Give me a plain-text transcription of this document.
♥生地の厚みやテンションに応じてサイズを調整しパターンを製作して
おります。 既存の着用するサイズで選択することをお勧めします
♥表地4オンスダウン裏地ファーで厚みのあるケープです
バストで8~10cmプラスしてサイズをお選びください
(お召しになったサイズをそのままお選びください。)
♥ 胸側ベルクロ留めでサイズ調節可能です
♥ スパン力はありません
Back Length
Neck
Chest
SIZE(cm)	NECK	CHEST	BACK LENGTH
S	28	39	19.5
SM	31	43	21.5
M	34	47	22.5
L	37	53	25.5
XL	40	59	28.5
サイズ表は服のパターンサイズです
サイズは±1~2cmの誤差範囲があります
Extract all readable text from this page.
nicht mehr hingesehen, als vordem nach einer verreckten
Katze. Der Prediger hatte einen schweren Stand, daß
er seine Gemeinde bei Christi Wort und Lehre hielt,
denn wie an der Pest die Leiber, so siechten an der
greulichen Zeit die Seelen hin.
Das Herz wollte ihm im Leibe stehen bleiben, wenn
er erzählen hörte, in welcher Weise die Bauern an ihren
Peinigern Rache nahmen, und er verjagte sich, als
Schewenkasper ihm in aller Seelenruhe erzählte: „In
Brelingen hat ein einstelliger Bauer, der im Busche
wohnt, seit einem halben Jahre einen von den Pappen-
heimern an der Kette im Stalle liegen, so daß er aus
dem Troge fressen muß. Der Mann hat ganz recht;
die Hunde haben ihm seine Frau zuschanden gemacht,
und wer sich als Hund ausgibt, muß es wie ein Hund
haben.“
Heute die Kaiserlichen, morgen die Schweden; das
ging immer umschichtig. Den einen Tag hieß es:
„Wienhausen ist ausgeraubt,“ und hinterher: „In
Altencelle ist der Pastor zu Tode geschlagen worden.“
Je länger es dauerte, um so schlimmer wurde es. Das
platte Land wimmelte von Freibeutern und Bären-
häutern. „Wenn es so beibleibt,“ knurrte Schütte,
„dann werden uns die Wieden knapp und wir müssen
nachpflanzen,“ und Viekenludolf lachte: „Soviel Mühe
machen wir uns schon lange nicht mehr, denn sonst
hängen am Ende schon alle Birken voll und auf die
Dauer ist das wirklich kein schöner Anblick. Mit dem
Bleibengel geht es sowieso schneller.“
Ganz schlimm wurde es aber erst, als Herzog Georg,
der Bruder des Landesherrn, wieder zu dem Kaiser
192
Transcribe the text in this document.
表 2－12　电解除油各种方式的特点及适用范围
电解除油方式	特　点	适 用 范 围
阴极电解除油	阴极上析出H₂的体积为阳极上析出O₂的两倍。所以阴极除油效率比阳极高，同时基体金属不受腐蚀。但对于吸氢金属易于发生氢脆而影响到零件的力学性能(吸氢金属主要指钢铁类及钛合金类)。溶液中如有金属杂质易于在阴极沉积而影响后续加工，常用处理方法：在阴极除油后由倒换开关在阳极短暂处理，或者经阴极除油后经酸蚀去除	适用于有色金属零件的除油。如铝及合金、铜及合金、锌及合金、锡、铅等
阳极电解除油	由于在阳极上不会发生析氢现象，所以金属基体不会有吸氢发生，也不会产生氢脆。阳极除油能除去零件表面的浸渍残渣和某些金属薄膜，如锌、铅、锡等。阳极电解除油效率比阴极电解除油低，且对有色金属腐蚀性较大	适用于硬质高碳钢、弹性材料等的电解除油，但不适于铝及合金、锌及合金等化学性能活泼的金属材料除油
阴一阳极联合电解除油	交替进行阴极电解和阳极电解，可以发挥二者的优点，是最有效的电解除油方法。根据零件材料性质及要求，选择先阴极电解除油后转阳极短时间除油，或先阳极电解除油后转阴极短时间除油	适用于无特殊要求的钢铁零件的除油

★ ★ ★ ★

# Written task
Every line above should be retyped exactly as given.

# Task solution
Give me a plain-text transcription of this document.
♥生地の厚みやテンションに応じてサイズを調整しパターンを製作して
おります。 既存の着用するサイズで選択することをお勧めします
♥表地4オンスダウン裏地ファーで厚みのあるケープです
バストで8~10cmプラスしてサイズをお選びください
(お召しになったサイズをそのままお選びください。)
♥ 胸側ベルクロ留めでサイズ調節可能です
♥ スパン力はありません
Back Length
Neck
Chest
SIZE(cm)	NECK	CHEST	BACK LENGTH
S	28	39	19.5
SM	31	43	21.5
M	34	47	22.5
L	37	53	25.5
XL	40	59	28.5
サイズ表は服のパターンサイズです
サイズは±1~2cmの誤差範囲があります
Extract all readable text from this page.
nicht mehr hingesehen, als vordem nach einer verreckten
Katze. Der Prediger hatte einen schweren Stand, daß
er seine Gemeinde bei Christi Wort und Lehre hielt,
denn wie an der Pest die Leiber, so siechten an der
greulichen Zeit die Seelen hin.
Das Herz wollte ihm im Leibe stehen bleiben, wenn
er erzählen hörte, in welcher Weise die Bauern an ihren
Peinigern Rache nahmen, und er verjagte sich, als
Schewenkasper ihm in aller Seelenruhe erzählte: „In
Brelingen hat ein einstelliger Bauer, der im Busche
wohnt, seit einem halben Jahre einen von den Pappen-
heimern an der Kette im Stalle liegen, so daß er aus
dem Troge fressen muß. Der Mann hat ganz recht;
die Hunde haben ihm seine Frau zuschanden gemacht,
und wer sich als Hund ausgibt, muß es wie ein Hund
haben.“
Heute die Kaiserlichen, morgen die Schweden; das
ging immer umschichtig. Den einen Tag hieß es:
„Wienhausen ist ausgeraubt,“ und hinterher: „In
Altencelle ist der Pastor zu Tode geschlagen worden.“
Je länger es dauerte, um so schlimmer wurde es. Das
platte Land wimmelte von Freibeutern und Bären-
häutern. „Wenn es so beibleibt,“ knurrte Schütte,
„dann werden uns die Wieden knapp und wir müssen
nachpflanzen,“ und Viekenludolf lachte: „Soviel Mühe
machen wir uns schon lange nicht mehr, denn sonst
hängen am Ende schon alle Birken voll und auf die
Dauer ist das wirklich kein schöner Anblick. Mit dem
Bleibengel geht es sowieso schneller.“
Ganz schlimm wurde es aber erst, als Herzog Georg,
der Bruder des Landesherrn, wieder zu dem Kaiser
192
Transcribe the text in this document.
表 2－12　电解除油各种方式的特点及适用范围
电解除油方式	特　点	适 用 范 围
阴极电解除油	阴极上析出H₂的体积为阳极上析出O₂的两倍。所以阴极除油效率比阳极高，同时基体金属不受腐蚀。但对于吸氢金属易于发生氢脆而影响到零件的力学性能(吸氢金属主要指钢铁类及钛合金类)。溶液中如有金属杂质易于在阴极沉积而影响后续加工，常用处理方法：在阴极除油后由倒换开关在阳极短暂处理，或者经阴极除油后经酸蚀去除	适用于有色金属零件的除油。如铝及合金、铜及合金、锌及合金、锡、铅等
阳极电解除油	由于在阳极上不会发生析氢现象，所以金属基体不会有吸氢发生，也不会产生氢脆。阳极除油能除去零件表面的浸渍残渣和某些金属薄膜，如锌、铅、锡等。阳极电解除油效率比阴极电解除油低，且对有色金属腐蚀性较大	适用于硬质高碳钢、弹性材料等的电解除油，但不适于铝及合金、锌及合金等化学性能活泼的金属材料除油
阴一阳极联合电解除油	交替进行阴极电解和阳极电解，可以发挥二者的优点，是最有效的电解除油方法。根据零件材料性质及要求，选择先阴极电解除油后转阳极短时间除油，或先阳极电解除油后转阴极短时间除油	适用于无特殊要求的钢铁零件的除油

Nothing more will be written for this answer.